Task input:
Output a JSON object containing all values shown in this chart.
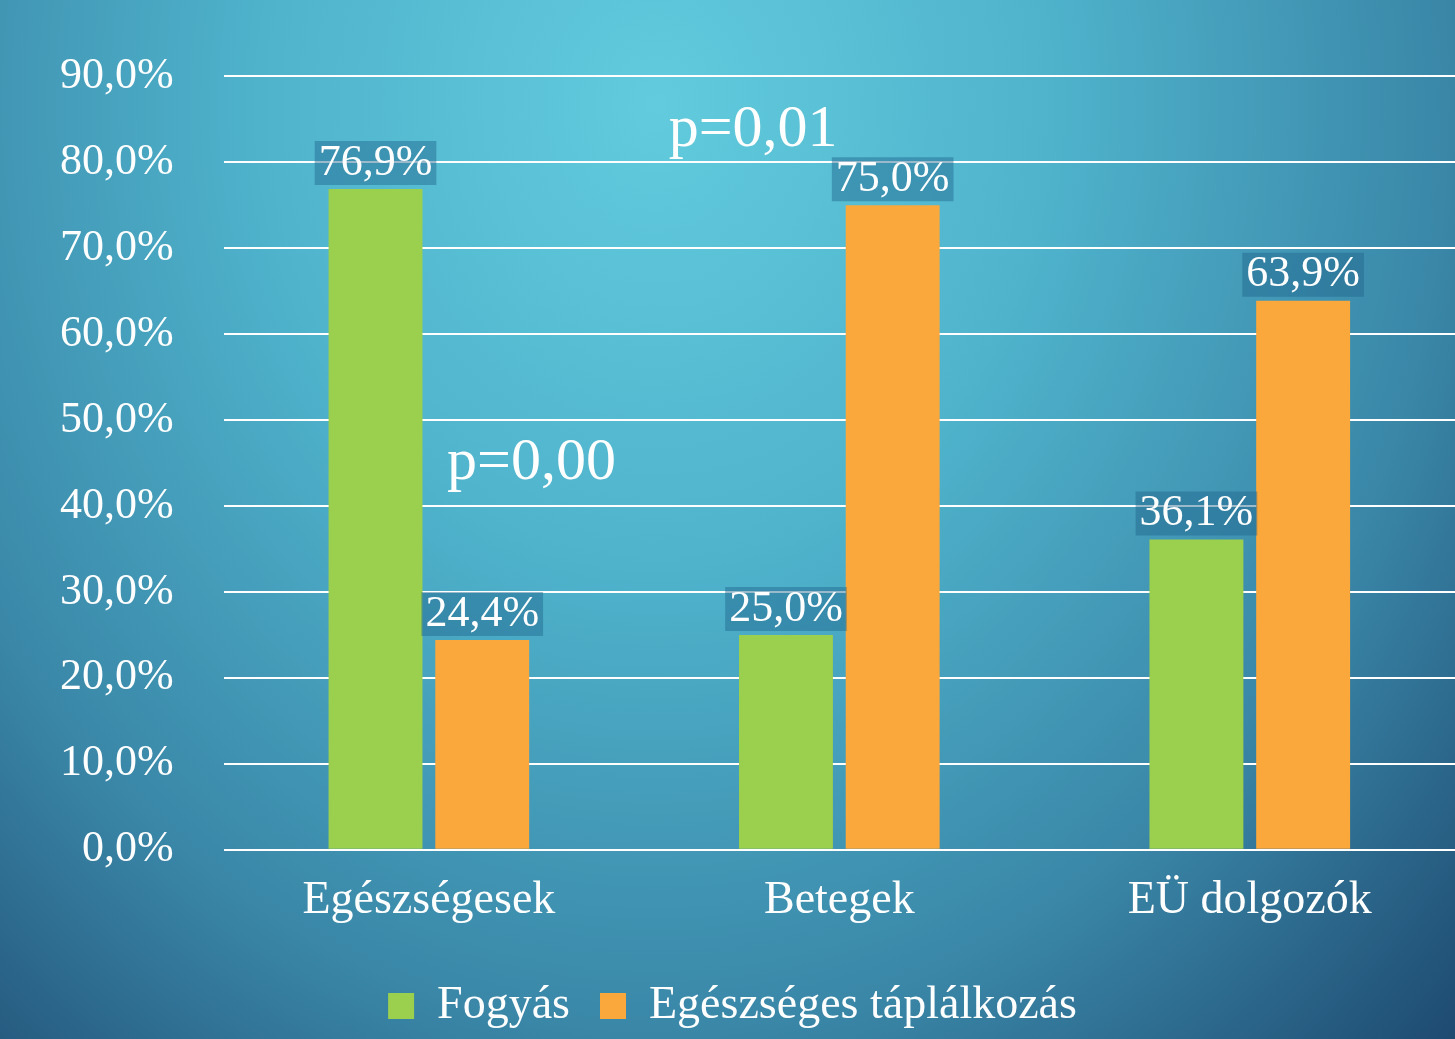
{
  "chart_data": {
    "type": "bar",
    "categories": [
      "Egészségesek",
      "Betegek",
      "EÜ dolgozók"
    ],
    "series": [
      {
        "name": "Fogyás",
        "color": "#9bcf4e",
        "values": [
          76.9,
          25.0,
          36.1
        ],
        "value_labels": [
          "76,9%",
          "25,0%",
          "36,1%"
        ]
      },
      {
        "name": "Egészséges táplálkozás",
        "color": "#faa73c",
        "values": [
          24.4,
          75.0,
          63.9
        ],
        "value_labels": [
          "24,4%",
          "75,0%",
          "63,9%"
        ]
      }
    ],
    "ylim": [
      0,
      90
    ],
    "yticks": [
      {
        "value": 0,
        "label": "0,0%"
      },
      {
        "value": 10,
        "label": "10,0%"
      },
      {
        "value": 20,
        "label": "20,0%"
      },
      {
        "value": 30,
        "label": "30,0%"
      },
      {
        "value": 40,
        "label": "40,0%"
      },
      {
        "value": 50,
        "label": "50,0%"
      },
      {
        "value": 60,
        "label": "60,0%"
      },
      {
        "value": 70,
        "label": "70,0%"
      },
      {
        "value": 80,
        "label": "80,0%"
      },
      {
        "value": 90,
        "label": "90,0%"
      }
    ],
    "grid": "y",
    "legend": "bottom",
    "annotations": [
      "p=0,00",
      "p=0,01"
    ]
  }
}
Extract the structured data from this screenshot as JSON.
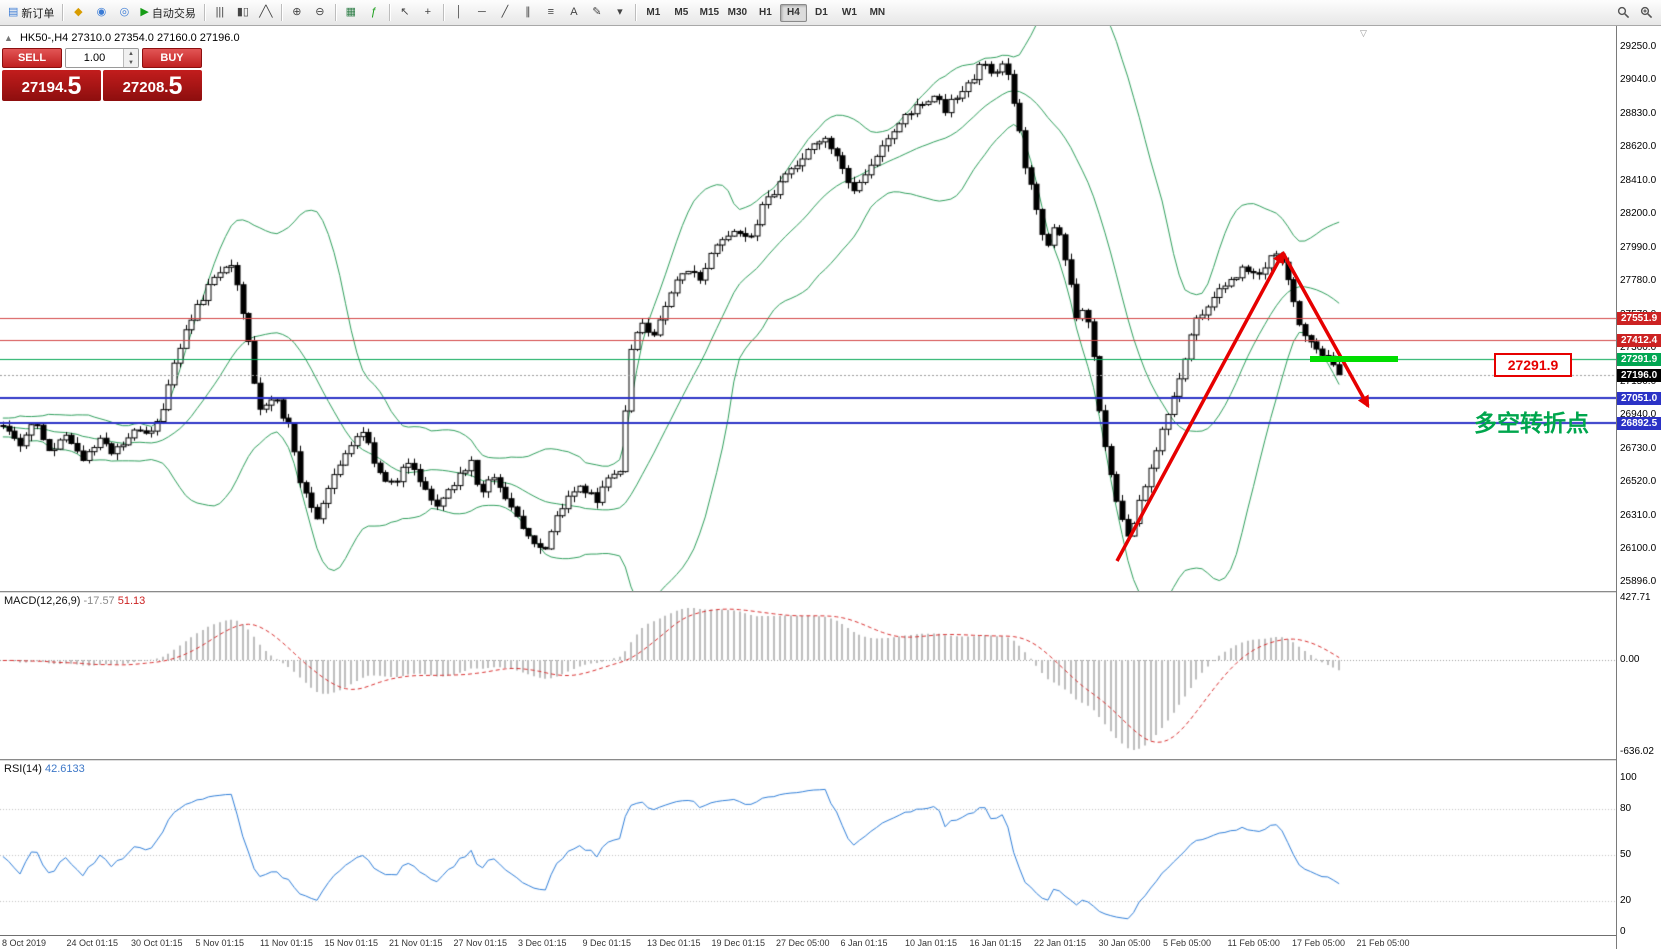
{
  "toolbar": {
    "new_order_label": "新订单",
    "auto_trading_label": "自动交易",
    "timeframes": [
      "M1",
      "M5",
      "M15",
      "M30",
      "H1",
      "H4",
      "D1",
      "W1",
      "MN"
    ],
    "active_timeframe": "H4"
  },
  "icons": {
    "new_order": "▤",
    "new_chart": "◆",
    "profiles": "◉",
    "refresh": "◎",
    "auto_trading": "▶",
    "chart_bars": "|||",
    "chart_candles": "▮▯",
    "chart_line": "╱╲",
    "zoom_in": "⊕",
    "zoom_out": "⊖",
    "tile_windows": "▦",
    "indicators": "ƒ",
    "cursor": "↖",
    "crosshair": "+",
    "vertical_line": "│",
    "horizontal_line": "─",
    "trendline": "╱",
    "channel": "∥",
    "fibonacci": "≡",
    "text_tool": "A",
    "label_tool": "✎",
    "arrows_menu": "▾",
    "panel_toggle": "▲",
    "shift_marker": "▽",
    "volume_up": "▲",
    "volume_down": "▼"
  },
  "chart_header": {
    "symbol_period": "HK50-,H4",
    "ohlc": "27310.0 27354.0 27160.0 27196.0"
  },
  "trade_panel": {
    "sell_label": "SELL",
    "buy_label": "BUY",
    "volume": "1.00",
    "sell_price_main": "27194.",
    "sell_price_pip": "5",
    "buy_price_main": "27208.",
    "buy_price_pip": "5"
  },
  "price_axis": {
    "ticks": [
      "29250.0",
      "29040.0",
      "28830.0",
      "28620.0",
      "28410.0",
      "28200.0",
      "27990.0",
      "27780.0",
      "27570.0",
      "27360.0",
      "27150.0",
      "26940.0",
      "26730.0",
      "26520.0",
      "26310.0",
      "26100.0",
      "25896.0"
    ]
  },
  "price_tags": [
    {
      "label": "27551.9",
      "price": 27551.9,
      "color": "#cc2222"
    },
    {
      "label": "27412.4",
      "price": 27412.4,
      "color": "#cc2222"
    },
    {
      "label": "27291.9",
      "price": 27291.9,
      "color": "#00a651"
    },
    {
      "label": "27196.0",
      "price": 27196.0,
      "color": "#000000"
    },
    {
      "label": "27051.0",
      "price": 27051.0,
      "color": "#2b32c6"
    },
    {
      "label": "26892.5",
      "price": 26892.5,
      "color": "#2b32c6"
    }
  ],
  "hlines": [
    {
      "price": 27551.9,
      "color": "#d24444",
      "width": 1,
      "dash": []
    },
    {
      "price": 27412.4,
      "color": "#d24444",
      "width": 1,
      "dash": []
    },
    {
      "price": 27291.9,
      "color": "#00a651",
      "width": 1,
      "dash": []
    },
    {
      "price": 27196.0,
      "color": "#9a9a9a",
      "width": 1,
      "dash": [
        2,
        2
      ]
    },
    {
      "price": 27051.0,
      "color": "#2b32c6",
      "width": 2,
      "dash": []
    },
    {
      "price": 26892.5,
      "color": "#2b32c6",
      "width": 2,
      "dash": []
    }
  ],
  "annotations": {
    "highlight_price_label": "27291.9",
    "turning_point_note": "多空转折点",
    "arrow_color": "#e60000",
    "highlight_color": "#00dd00",
    "note_color": "#00a64d"
  },
  "macd_panel": {
    "name": "MACD(12,26,9)",
    "value_main": "-17.57",
    "value_signal": "51.13",
    "axis_ticks": [
      "427.71",
      "0.00",
      "-636.02"
    ],
    "histogram_color": "#bdbdbd",
    "signal_color": "#d83030"
  },
  "rsi_panel": {
    "name": "RSI(14)",
    "value": "42.6133",
    "axis_ticks": [
      "100",
      "80",
      "50",
      "20",
      "0"
    ],
    "levels": [
      80,
      50,
      20
    ],
    "line_color": "#2f7ed8"
  },
  "time_axis": [
    "8 Oct 2019",
    "24 Oct 01:15",
    "30 Oct 01:15",
    "5 Nov 01:15",
    "11 Nov 01:15",
    "15 Nov 01:15",
    "21 Nov 01:15",
    "27 Nov 01:15",
    "3 Dec 01:15",
    "9 Dec 01:15",
    "13 Dec 01:15",
    "19 Dec 01:15",
    "27 Dec 05:00",
    "6 Jan 01:15",
    "10 Jan 01:15",
    "16 Jan 01:15",
    "22 Jan 01:15",
    "30 Jan 05:00",
    "5 Feb 05:00",
    "11 Feb 05:00",
    "17 Feb 05:00",
    "21 Feb 05:00"
  ],
  "chart_data": {
    "type": "candlestick",
    "symbol": "HK50-",
    "timeframe": "H4",
    "current_bid": 27196.0,
    "candle_count": 235,
    "visible_range": {
      "high": 29382,
      "low": 25840
    },
    "levels": [
      27551.9,
      27412.4,
      27291.9,
      27051.0,
      26892.5
    ],
    "candle_up_color": "#ffffff",
    "candle_down_color": "#000000",
    "candle_outline_color": "#000000",
    "indicators": [
      {
        "type": "bollinger",
        "period": 20,
        "deviation": 2,
        "color": "#2e9e5b"
      },
      {
        "type": "macd",
        "fast": 12,
        "slow": 26,
        "signal": 9
      },
      {
        "type": "rsi",
        "period": 14
      }
    ],
    "price_path": [
      [
        0,
        26870
      ],
      [
        0.012,
        26750
      ],
      [
        0.024,
        26890
      ],
      [
        0.036,
        26700
      ],
      [
        0.048,
        26820
      ],
      [
        0.06,
        26660
      ],
      [
        0.072,
        26790
      ],
      [
        0.084,
        26700
      ],
      [
        0.096,
        26850
      ],
      [
        0.108,
        26800
      ],
      [
        0.12,
        27000
      ],
      [
        0.131,
        27350
      ],
      [
        0.143,
        27600
      ],
      [
        0.155,
        27750
      ],
      [
        0.171,
        27900
      ],
      [
        0.183,
        27450
      ],
      [
        0.191,
        26950
      ],
      [
        0.203,
        27050
      ],
      [
        0.215,
        26850
      ],
      [
        0.223,
        26500
      ],
      [
        0.235,
        26300
      ],
      [
        0.247,
        26550
      ],
      [
        0.259,
        26750
      ],
      [
        0.271,
        26850
      ],
      [
        0.279,
        26600
      ],
      [
        0.291,
        26500
      ],
      [
        0.303,
        26650
      ],
      [
        0.315,
        26480
      ],
      [
        0.327,
        26380
      ],
      [
        0.339,
        26540
      ],
      [
        0.35,
        26650
      ],
      [
        0.357,
        26420
      ],
      [
        0.366,
        26560
      ],
      [
        0.376,
        26400
      ],
      [
        0.386,
        26300
      ],
      [
        0.396,
        26130
      ],
      [
        0.405,
        26100
      ],
      [
        0.414,
        26300
      ],
      [
        0.424,
        26450
      ],
      [
        0.434,
        26480
      ],
      [
        0.444,
        26400
      ],
      [
        0.454,
        26550
      ],
      [
        0.462,
        26580
      ],
      [
        0.47,
        27350
      ],
      [
        0.478,
        27500
      ],
      [
        0.487,
        27450
      ],
      [
        0.498,
        27700
      ],
      [
        0.51,
        27850
      ],
      [
        0.522,
        27800
      ],
      [
        0.534,
        28000
      ],
      [
        0.546,
        28100
      ],
      [
        0.558,
        28050
      ],
      [
        0.569,
        28250
      ],
      [
        0.582,
        28400
      ],
      [
        0.593,
        28500
      ],
      [
        0.605,
        28650
      ],
      [
        0.615,
        28700
      ],
      [
        0.625,
        28550
      ],
      [
        0.637,
        28350
      ],
      [
        0.649,
        28500
      ],
      [
        0.661,
        28650
      ],
      [
        0.673,
        28800
      ],
      [
        0.685,
        28900
      ],
      [
        0.697,
        28950
      ],
      [
        0.705,
        28850
      ],
      [
        0.713,
        28950
      ],
      [
        0.725,
        29050
      ],
      [
        0.733,
        29150
      ],
      [
        0.741,
        29050
      ],
      [
        0.749,
        29180
      ],
      [
        0.757,
        28900
      ],
      [
        0.765,
        28500
      ],
      [
        0.773,
        28250
      ],
      [
        0.781,
        28000
      ],
      [
        0.789,
        28150
      ],
      [
        0.797,
        27850
      ],
      [
        0.803,
        27550
      ],
      [
        0.809,
        27600
      ],
      [
        0.814,
        27450
      ],
      [
        0.821,
        26950
      ],
      [
        0.827,
        26650
      ],
      [
        0.833,
        26400
      ],
      [
        0.838,
        26250
      ],
      [
        0.843,
        26150
      ],
      [
        0.849,
        26350
      ],
      [
        0.854,
        26500
      ],
      [
        0.86,
        26600
      ],
      [
        0.867,
        26850
      ],
      [
        0.875,
        27050
      ],
      [
        0.883,
        27250
      ],
      [
        0.891,
        27500
      ],
      [
        0.899,
        27600
      ],
      [
        0.907,
        27700
      ],
      [
        0.915,
        27750
      ],
      [
        0.922,
        27820
      ],
      [
        0.93,
        27880
      ],
      [
        0.938,
        27820
      ],
      [
        0.946,
        27900
      ],
      [
        0.954,
        27960
      ],
      [
        0.962,
        27800
      ],
      [
        0.969,
        27550
      ],
      [
        0.975,
        27420
      ],
      [
        0.981,
        27350
      ],
      [
        0.988,
        27300
      ],
      [
        0.994,
        27280
      ],
      [
        1,
        27200
      ]
    ]
  }
}
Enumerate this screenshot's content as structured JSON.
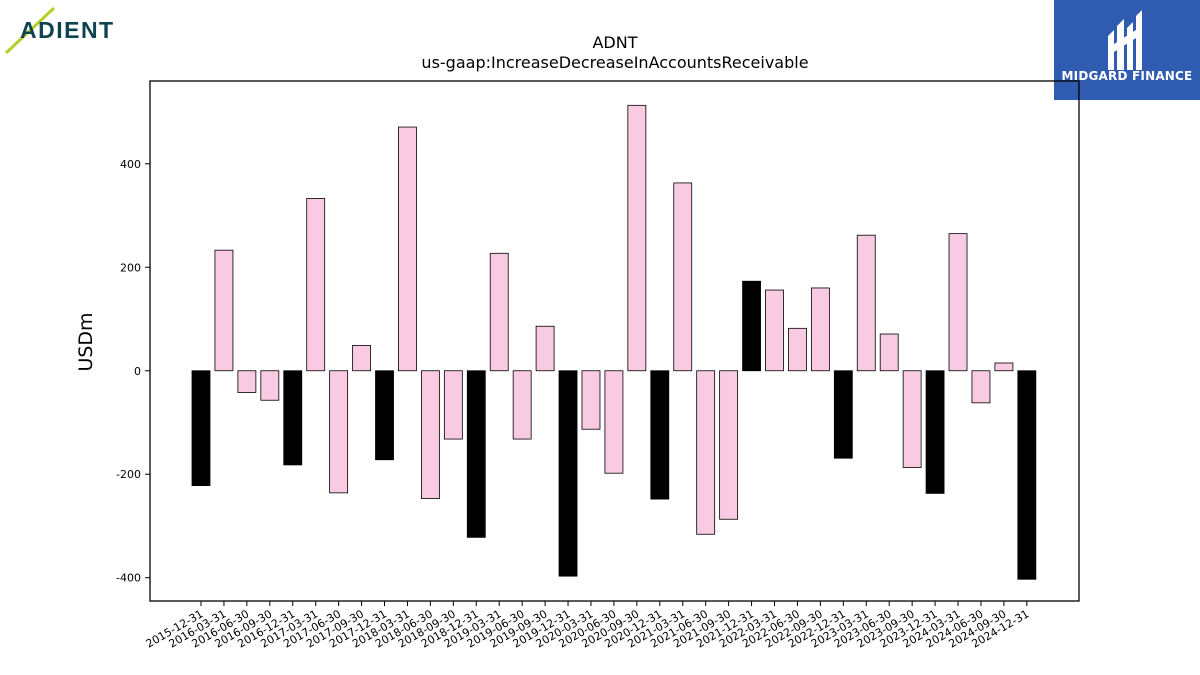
{
  "branding": {
    "company_logo_text": "ADIENT",
    "company_logo_color": "#0f4350",
    "company_accent_color": "#b5cf2a",
    "publisher_name": "MIDGARD FINANCE",
    "publisher_bg_color": "#2f5bb0"
  },
  "chart_data": {
    "type": "bar",
    "title": "ADNT",
    "subtitle": "us-gaap:IncreaseDecreaseInAccountsReceivable",
    "xlabel": "",
    "ylabel": "USDm",
    "ylim": [
      -445,
      560
    ],
    "yticks": [
      -400,
      -200,
      0,
      200,
      400
    ],
    "grid": false,
    "colors": {
      "quarter": "#f9cbe3",
      "fiscal_year_end": "#000000",
      "edge": "#000000"
    },
    "categories": [
      "2015-12-31",
      "2016-03-31",
      "2016-06-30",
      "2016-09-30",
      "2016-12-31",
      "2017-03-31",
      "2017-06-30",
      "2017-09-30",
      "2017-12-31",
      "2018-03-31",
      "2018-06-30",
      "2018-09-30",
      "2018-12-31",
      "2019-03-31",
      "2019-06-30",
      "2019-09-30",
      "2019-12-31",
      "2020-03-31",
      "2020-06-30",
      "2020-09-30",
      "2020-12-31",
      "2021-03-31",
      "2021-06-30",
      "2021-09-30",
      "2021-12-31",
      "2022-03-31",
      "2022-06-30",
      "2022-09-30",
      "2022-12-31",
      "2023-03-31",
      "2023-06-30",
      "2023-09-30",
      "2023-12-31",
      "2024-03-31",
      "2024-06-30",
      "2024-09-30",
      "2024-12-31"
    ],
    "values": [
      -222,
      233,
      -42,
      -57,
      -182,
      333,
      -236,
      49,
      -172,
      471,
      -247,
      -132,
      -322,
      227,
      -132,
      86,
      -397,
      -113,
      -198,
      513,
      -248,
      363,
      -316,
      -287,
      173,
      156,
      82,
      160,
      -169,
      262,
      71,
      -187,
      -237,
      265,
      -62,
      15,
      -403
    ],
    "fiscal_year_end": [
      true,
      false,
      false,
      false,
      true,
      false,
      false,
      false,
      true,
      false,
      false,
      false,
      true,
      false,
      false,
      false,
      true,
      false,
      false,
      false,
      true,
      false,
      false,
      false,
      true,
      false,
      false,
      false,
      true,
      false,
      false,
      false,
      true,
      false,
      false,
      false,
      true
    ]
  }
}
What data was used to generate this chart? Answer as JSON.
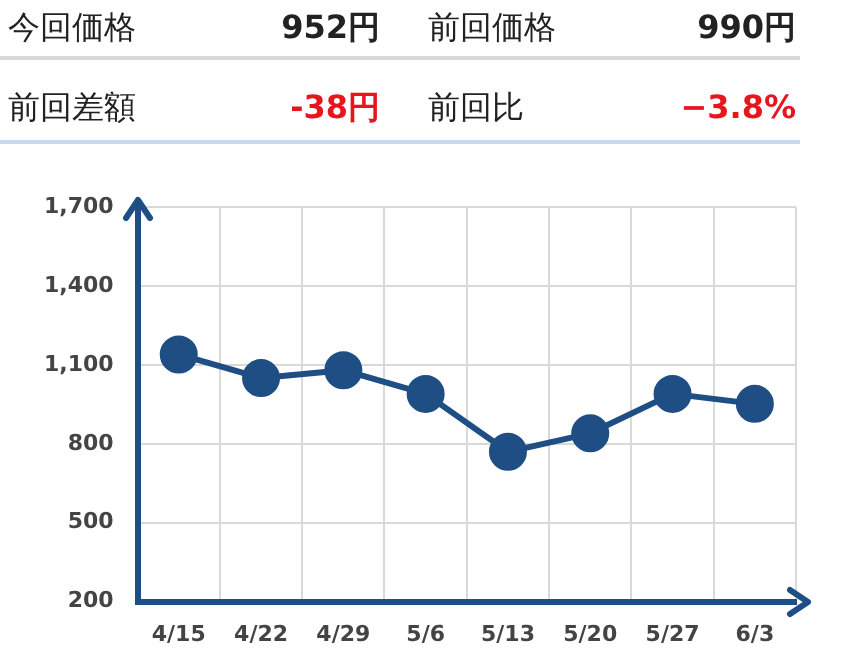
{
  "chart_data": [
    {
      "type": "other",
      "annotations": [
        "今回価格",
        "952円",
        "前回価格",
        "990円",
        "前回差額",
        "-38円",
        "前回比",
        "−3.8%"
      ]
    },
    {
      "type": "line",
      "categories": [
        "4/15",
        "4/22",
        "4/29",
        "5/6",
        "5/13",
        "5/20",
        "5/27",
        "6/3"
      ],
      "series": [
        {
          "color": "#1f4e85",
          "values": [
            1140,
            1050,
            1080,
            990,
            770,
            840,
            990,
            952
          ]
        }
      ],
      "ylim": [
        200,
        1700
      ],
      "yticks": [
        200,
        500,
        800,
        {
          "value": 1100,
          "label": "1,100"
        },
        {
          "value": 1400,
          "label": "1,400"
        },
        {
          "value": 1700,
          "label": "1,700"
        }
      ],
      "grid": true,
      "marker": "circle",
      "line_style": "solid",
      "legend": false
    }
  ]
}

The request: Give back, word for word, every line from the one holding "What data was" through the last line of the listing. Pictures are excluded.

Output of the task:
What data was used to generate this chart? Answer as JSON.
{
  "chart_data": [
    {
      "type": "other",
      "annotations": [
        "今回価格",
        "952円",
        "前回価格",
        "990円",
        "前回差額",
        "-38円",
        "前回比",
        "−3.8%"
      ]
    },
    {
      "type": "line",
      "categories": [
        "4/15",
        "4/22",
        "4/29",
        "5/6",
        "5/13",
        "5/20",
        "5/27",
        "6/3"
      ],
      "series": [
        {
          "color": "#1f4e85",
          "values": [
            1140,
            1050,
            1080,
            990,
            770,
            840,
            990,
            952
          ]
        }
      ],
      "ylim": [
        200,
        1700
      ],
      "yticks": [
        200,
        500,
        800,
        {
          "value": 1100,
          "label": "1,100"
        },
        {
          "value": 1400,
          "label": "1,400"
        },
        {
          "value": 1700,
          "label": "1,700"
        }
      ],
      "grid": true,
      "marker": "circle",
      "line_style": "solid",
      "legend": false
    }
  ]
}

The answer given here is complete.